> _What you should do_: From the listing that follows, extract every line and set it down unaltered.

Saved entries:
============================================================
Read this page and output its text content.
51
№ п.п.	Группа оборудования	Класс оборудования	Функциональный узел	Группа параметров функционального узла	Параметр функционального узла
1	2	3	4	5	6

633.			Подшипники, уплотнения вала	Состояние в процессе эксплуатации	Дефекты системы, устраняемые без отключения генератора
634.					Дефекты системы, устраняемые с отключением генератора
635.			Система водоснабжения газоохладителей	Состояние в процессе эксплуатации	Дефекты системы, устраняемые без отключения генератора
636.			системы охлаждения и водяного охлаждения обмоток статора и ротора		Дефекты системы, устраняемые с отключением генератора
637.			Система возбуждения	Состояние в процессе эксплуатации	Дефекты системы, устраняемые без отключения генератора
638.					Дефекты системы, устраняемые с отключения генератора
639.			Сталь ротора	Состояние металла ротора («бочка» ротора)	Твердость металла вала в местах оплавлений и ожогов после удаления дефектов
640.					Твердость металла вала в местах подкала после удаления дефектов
============================================================
> _Exercise answer_:
Read this page and output its text content.
51
№ п.п.	Группа оборудования	Класс оборудования	Функциональный узел	Группа параметров функционального узла	Параметр функционального узла
1	2	3	4	5	6

633.			Подшипники, уплотнения вала	Состояние в процессе эксплуатации	Дефекты системы, устраняемые без отключения генератора
634.					Дефекты системы, устраняемые с отключением генератора
635.			Система водоснабжения газоохладителей	Состояние в процессе эксплуатации	Дефекты системы, устраняемые без отключения генератора
636.			системы охлаждения и водяного охлаждения обмоток статора и ротора		Дефекты системы, устраняемые с отключением генератора
637.			Система возбуждения	Состояние в процессе эксплуатации	Дефекты системы, устраняемые без отключения генератора
638.					Дефекты системы, устраняемые с отключения генератора
639.			Сталь ротора	Состояние металла ротора («бочка» ротора)	Твердость металла вала в местах оплавлений и ожогов после удаления дефектов
640.					Твердость металла вала в местах подкала после удаления дефектов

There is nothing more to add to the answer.